## STATED TASK
Only the pictures are omitted; repeat all other data exactly.

## RECORDS FOR THIS EXERCISE
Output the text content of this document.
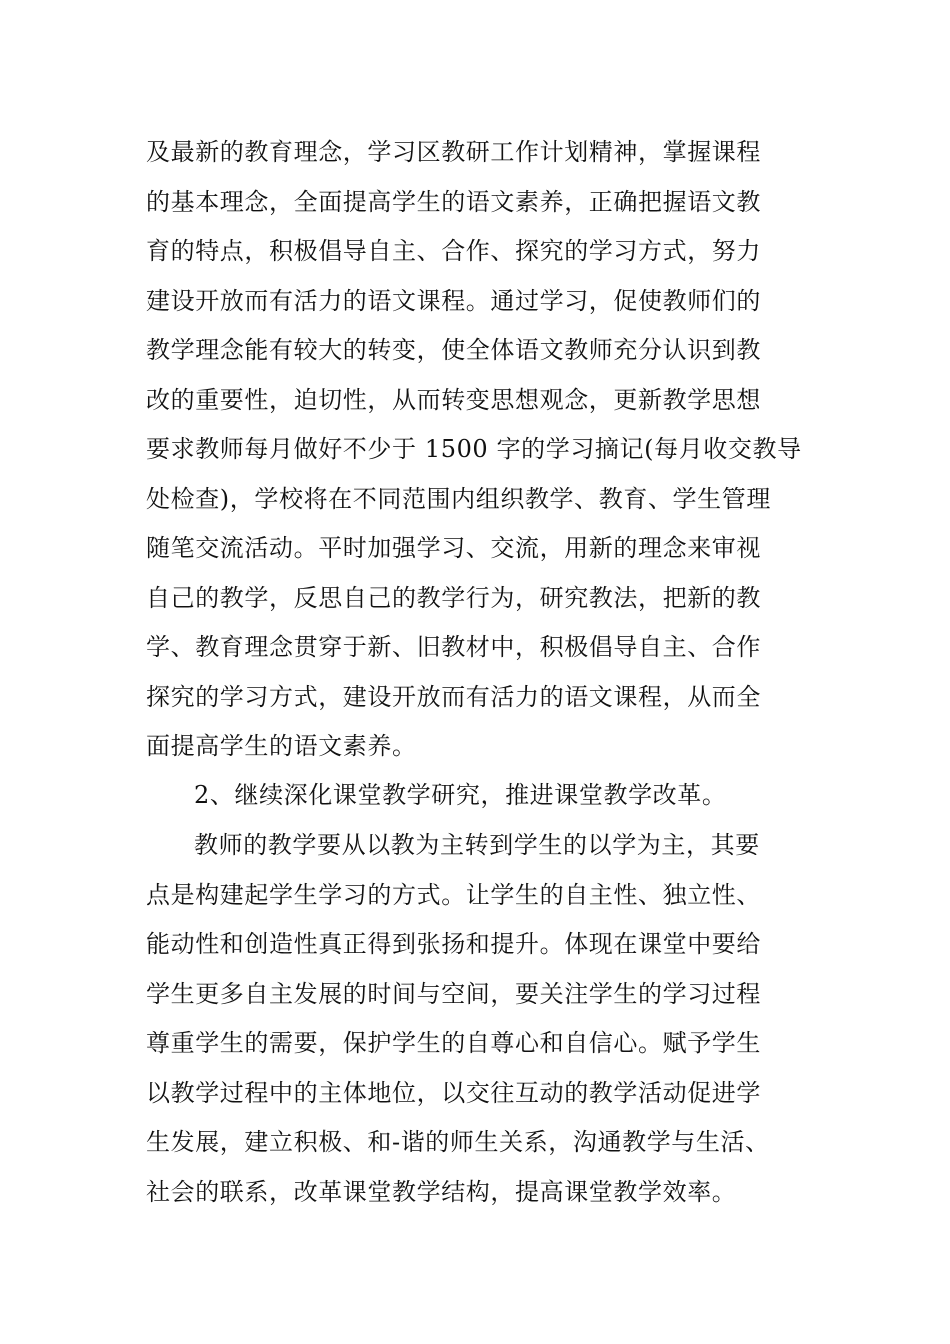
及最新的教育理念，学习区教研工作计划精神，掌握课程
的基本理念，全面提高学生的语文素养，正确把握语文教
育的特点，积极倡导自主、合作、探究的学习方式，努力
建设开放而有活力的语文课程。通过学习，促使教师们的
教学理念能有较大的转变，使全体语文教师充分认识到教
改的重要性，迫切性，从而转变思想观念，更新教学思想
要求教师每月做好不少于 1500 字的学习摘记(每月收交教导
处检查)，学校将在不同范围内组织教学、教育、学生管理
随笔交流活动。平时加强学习、交流，用新的理念来审视
自己的教学，反思自己的教学行为，研究教法，把新的教
学、教育理念贯穿于新、旧教材中，积极倡导自主、合作
探究的学习方式，建设开放而有活力的语文课程，从而全
面提高学生的语文素养。
2、继续深化课堂教学研究，推进课堂教学改革。
教师的教学要从以教为主转到学生的以学为主，其要
点是构建起学生学习的方式。让学生的自主性、独立性、
能动性和创造性真正得到张扬和提升。体现在课堂中要给
学生更多自主发展的时间与空间，要关注学生的学习过程
尊重学生的需要，保护学生的自尊心和自信心。赋予学生
以教学过程中的主体地位，以交往互动的教学活动促进学
生发展，建立积极、和-谐的师生关系，沟通教学与生活、
社会的联系，改革课堂教学结构，提高课堂教学效率。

## RESPONSE TO THIS EXERCISE
Output the text content of this document.
及最新的教育理念，学习区教研工作计划精神，掌握课程
的基本理念，全面提高学生的语文素养，正确把握语文教
育的特点，积极倡导自主、合作、探究的学习方式，努力
建设开放而有活力的语文课程。通过学习，促使教师们的
教学理念能有较大的转变，使全体语文教师充分认识到教
改的重要性，迫切性，从而转变思想观念，更新教学思想
要求教师每月做好不少于 1500 字的学习摘记(每月收交教导
处检查)，学校将在不同范围内组织教学、教育、学生管理
随笔交流活动。平时加强学习、交流，用新的理念来审视
自己的教学，反思自己的教学行为，研究教法，把新的教
学、教育理念贯穿于新、旧教材中，积极倡导自主、合作
探究的学习方式，建设开放而有活力的语文课程，从而全
面提高学生的语文素养。
2、继续深化课堂教学研究，推进课堂教学改革。
教师的教学要从以教为主转到学生的以学为主，其要
点是构建起学生学习的方式。让学生的自主性、独立性、
能动性和创造性真正得到张扬和提升。体现在课堂中要给
学生更多自主发展的时间与空间，要关注学生的学习过程
尊重学生的需要，保护学生的自尊心和自信心。赋予学生
以教学过程中的主体地位，以交往互动的教学活动促进学
生发展，建立积极、和-谐的师生关系，沟通教学与生活、
社会的联系，改革课堂教学结构，提高课堂教学效率。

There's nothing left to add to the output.